» **FRAGMENTO DEL TEXTO**
----

Acabé por constatar que, o no tenía buena suerte, o yo era una perdida, pues cada vez que citaba el nombre de un autor que me gustaba resultaba ser decadente para la opinión de mi puntillosa y apendejada profesora de literatura. Engrosaban la lista de los decadentes José Lezama Lima, Virgilio Piñera, Reinaldo Arenas, Lidia Cabrera era tildada de oscurantista, Guillermo Cabrera Infante de gusano. Pero para mí el gusano se había convertido en mariposa y había tejido una seda inigualable con los hilos secretos, prohibidos, filosóficos de La Habana. Filo igual a vida, Sofía equivalente a sabiduría de la noche, cual un altar en donde el habanero se ofrenda santo, putón, desnudo como un lomo ahumado al duro y sin guante en la bandeja del deseo. Lasuerte estaba echada. "Sólo lo difícil estimula", escribió Lezama, y esa frase definía el estado de rebeldía permanente en el que fui sumergiéndome. "Habanidad de habanidades, todo es habanidad", escribiría Cabrera Infante más tarde, y ése era el único concepto que me seducía, la asignatura que debía aprobar con el máximo. Y me lancé a la universidad de la calle.

Yo amaba, amo profundamente mi ciudad, y ella había sido descrita por un sabio, un cartógrafo de almas en pena y en panne entrelazadas, contando y tarareando también sus alegrías, sus ritmos súbitos, sus escalofríos o calorcitos en el páncreas provocados por la ricura de los rejuegos de palabras, los escándalos transformados en hechizos. Yo era hija de un solar, y Cabrera Infante me ofrendaba en exquisita literatura la magia de un toque de tambor, la artesanía del compás de unas claves, el delirio de los cuerpos rezumantes de esperma o flujo vaginal. Yo había vivido una infancia milagrosa, para algunos demasiado. Es el colmo para "esos algunos" que mi segundo nombre sea el de Milagros, y el milagro encabritado de mi ciudad me asaltaba en cada página, desvelándome la furiosa resonancia del sincretismo religioso, iniciada como había sido en él, hasta en ese instante de la lectura, de la manera más sencilla e insospechable del mundo, sin aspavientos. Yo, hija de Oshún y criada en el regazo de Yemayá, me reconocía cantada en uno tras otro de los fogosos renglones del escritor.

----

» **DATOS DE ENTRADA**
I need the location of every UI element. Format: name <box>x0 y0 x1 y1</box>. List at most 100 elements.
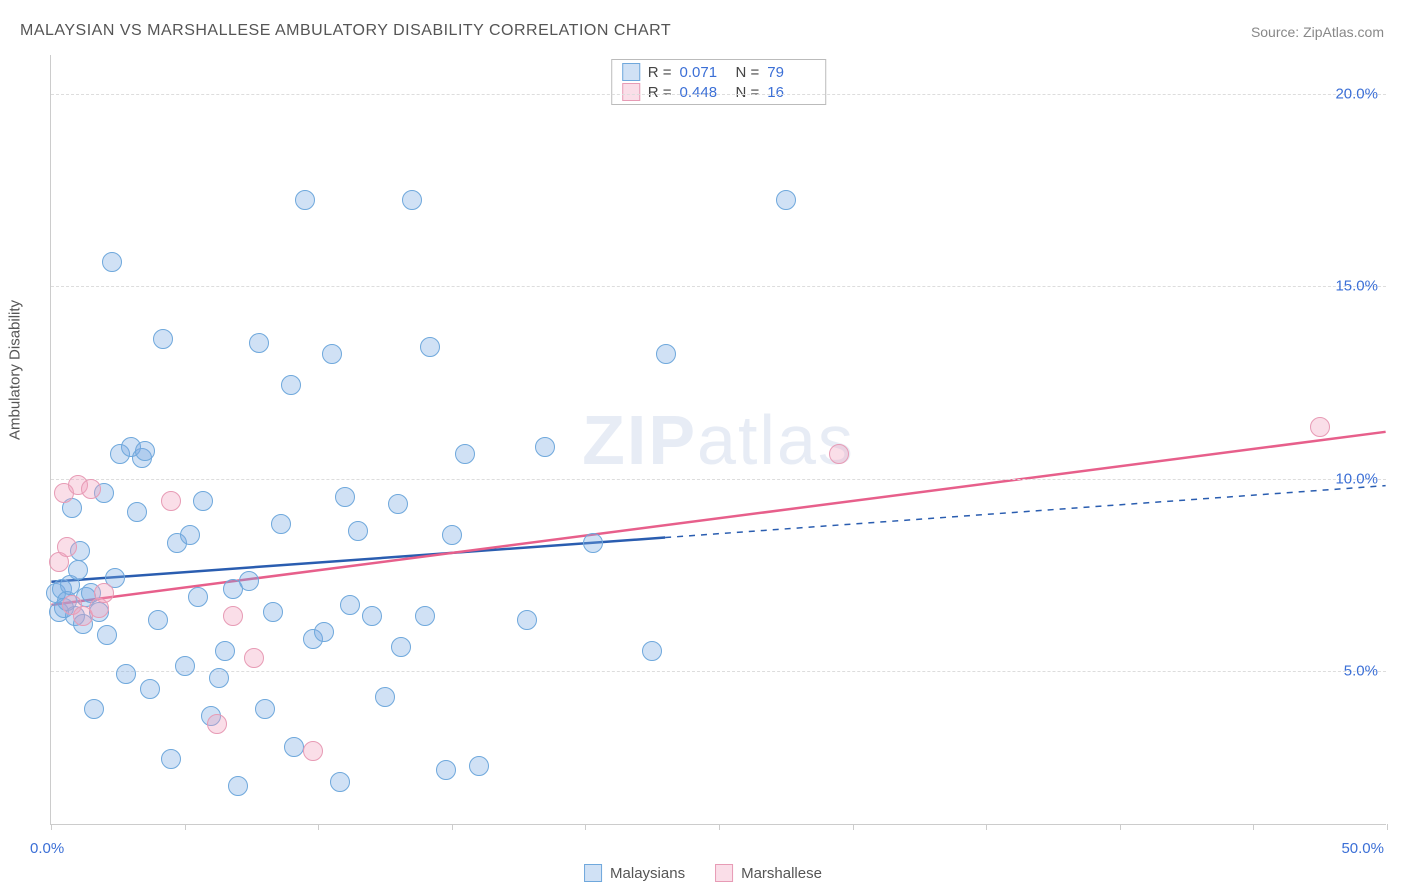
scatter-point <box>193 491 213 511</box>
x-tick <box>1387 824 1388 830</box>
scatter-point <box>455 444 475 464</box>
scatter-point <box>271 514 291 534</box>
scatter-point <box>829 444 849 464</box>
scatter-point <box>340 595 360 615</box>
y-tick-label: 20.0% <box>1335 85 1378 102</box>
scatter-point <box>84 699 104 719</box>
scatter-point <box>303 741 323 761</box>
scatter-point <box>140 679 160 699</box>
scatter-point <box>442 525 462 545</box>
scatter-point <box>102 252 122 272</box>
legend-label: Marshallese <box>741 865 822 882</box>
gridline <box>51 671 1386 672</box>
scatter-point <box>314 622 334 642</box>
scatter-point <box>249 333 269 353</box>
scatter-point <box>209 668 229 688</box>
x-axis-label-min: 0.0% <box>30 840 64 857</box>
x-tick <box>1253 824 1254 830</box>
legend-label: Malaysians <box>610 865 685 882</box>
scatter-point <box>207 714 227 734</box>
trend-line <box>51 538 665 582</box>
y-tick-label: 5.0% <box>1344 663 1378 680</box>
scatter-point <box>348 521 368 541</box>
x-tick <box>185 824 186 830</box>
r-label: R = <box>648 64 672 81</box>
legend-swatch <box>622 63 640 81</box>
legend-stat-row: R = 0.448 N = 16 <box>612 82 826 102</box>
x-tick <box>452 824 453 830</box>
scatter-point <box>776 190 796 210</box>
scatter-point <box>436 760 456 780</box>
x-tick <box>318 824 319 830</box>
r-value: 0.071 <box>680 64 728 81</box>
scatter-point <box>94 583 114 603</box>
n-label: N = <box>736 64 760 81</box>
legend-swatch <box>715 864 733 882</box>
scatter-point <box>263 602 283 622</box>
x-axis-label-max: 50.0% <box>1341 840 1384 857</box>
scatter-point <box>517 610 537 630</box>
bottom-legend: Malaysians Marshallese <box>584 864 822 882</box>
scatter-point <box>57 537 77 557</box>
r-value: 0.448 <box>680 84 728 101</box>
scatter-point <box>469 756 489 776</box>
scatter-point <box>535 437 555 457</box>
legend-stats-box: R =0.071N =79R =0.448N =16 <box>611 59 827 105</box>
bottom-legend-item: Marshallese <box>715 864 822 882</box>
x-tick <box>51 824 52 830</box>
scatter-point <box>375 687 395 707</box>
n-value: 16 <box>767 84 815 101</box>
scatter-point <box>161 491 181 511</box>
scatter-point <box>97 625 117 645</box>
trend-lines-layer <box>51 55 1386 824</box>
chart-title: MALAYSIAN VS MARSHALLESE AMBULATORY DISA… <box>20 22 671 40</box>
scatter-point <box>415 606 435 626</box>
gridline <box>51 286 1386 287</box>
x-tick <box>1120 824 1121 830</box>
scatter-point <box>223 606 243 626</box>
scatter-point <box>135 441 155 461</box>
n-label: N = <box>736 84 760 101</box>
scatter-point <box>228 776 248 796</box>
gridline <box>51 94 1386 95</box>
scatter-point <box>175 656 195 676</box>
scatter-point <box>402 190 422 210</box>
scatter-point <box>656 344 676 364</box>
scatter-point <box>116 664 136 684</box>
scatter-point <box>330 772 350 792</box>
legend-stat-row: R =0.071N =79 <box>612 62 826 82</box>
scatter-point <box>281 375 301 395</box>
y-axis-title: Ambulatory Disability <box>7 300 24 440</box>
scatter-point <box>215 641 235 661</box>
scatter-point <box>244 648 264 668</box>
scatter-point <box>642 641 662 661</box>
gridline <box>51 479 1386 480</box>
scatter-point <box>68 560 88 580</box>
chart-plot-area: ZIPatlas R =0.071N =79R =0.448N =16 5.0%… <box>50 55 1386 825</box>
x-tick <box>585 824 586 830</box>
r-label: R = <box>648 84 672 101</box>
scatter-point <box>284 737 304 757</box>
legend-swatch <box>622 83 640 101</box>
y-tick-label: 15.0% <box>1335 278 1378 295</box>
x-tick <box>719 824 720 830</box>
scatter-point <box>239 571 259 591</box>
bottom-legend-item: Malaysians <box>584 864 685 882</box>
scatter-point <box>148 610 168 630</box>
scatter-point <box>295 190 315 210</box>
source-label: Source: ZipAtlas.com <box>1251 24 1384 40</box>
scatter-point <box>335 487 355 507</box>
scatter-point <box>391 637 411 657</box>
scatter-point <box>362 606 382 626</box>
scatter-point <box>1310 417 1330 437</box>
scatter-point <box>388 494 408 514</box>
x-tick <box>986 824 987 830</box>
x-tick <box>853 824 854 830</box>
scatter-point <box>127 502 147 522</box>
scatter-point <box>255 699 275 719</box>
scatter-point <box>322 344 342 364</box>
scatter-point <box>153 329 173 349</box>
legend-swatch <box>584 864 602 882</box>
y-tick-label: 10.0% <box>1335 470 1378 487</box>
scatter-point <box>81 479 101 499</box>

----

» **SOLICITUD ESCRITA A**
Copia sin cambios las líneas de las entradas que van desde la que contiene "scatter-point <box>193 491 213 511</box>" hasta la que contiene "x-axis-label-min: 0.0% <box>30", ambas incluidas.
» **SOLICITUD ESCRITA B**
Sigue escribiendo el texto sobre La Habana y sus escritores a partir de donde termina.

» **RESPUESTA CORRECTA A**
scatter-point <box>193 491 213 511</box>
x-tick <box>1387 824 1388 830</box>
scatter-point <box>455 444 475 464</box>
scatter-point <box>271 514 291 534</box>
scatter-point <box>829 444 849 464</box>
scatter-point <box>340 595 360 615</box>
y-tick-label: 20.0% <box>1335 85 1378 102</box>
scatter-point <box>84 699 104 719</box>
scatter-point <box>303 741 323 761</box>
scatter-point <box>140 679 160 699</box>
scatter-point <box>442 525 462 545</box>
scatter-point <box>102 252 122 272</box>
legend-label: Marshallese <box>741 865 822 882</box>
gridline <box>51 671 1386 672</box>
scatter-point <box>314 622 334 642</box>
scatter-point <box>249 333 269 353</box>
scatter-point <box>209 668 229 688</box>
x-axis-label-min: 0.0% <box>30 840 64 857</box>

» **RESPUESTA CORRECTA B**
Lo curioso es que Cabrera Infante también auguró el destino trágico de La Habana, y lo asumió como su personaje mayor. Como el de una muchacha al borde del muro del Malecón, con un bloque de cemento amarrado al cuello con el único propósito de hundirse, hundirse, hundirse... y que de repente decide aferrarse a la vida justo en el instante en que sus cabellos han empezado a encanecer y sus dientes a aflojársele. Cabrera Infante intuyó que esa Habana iría a desaparecer, y supongo que por eso la escribió. Para que nosotros, infantes difuntos nacidos después del ametrallador año 1959, no nos quedáramos sin ella. Para aprehendernos el color de sus paredes, a pesar del descascaramiento impuesto por el desprecio y la envidia, guardándonos así frasquitos repletos del sudor de sus antiguos bailadores en los rincones de las notas al pie de página. Notas agregadas por mí con la nostalgia del que ya es un exiliado en su propio país, un ido de la realidad.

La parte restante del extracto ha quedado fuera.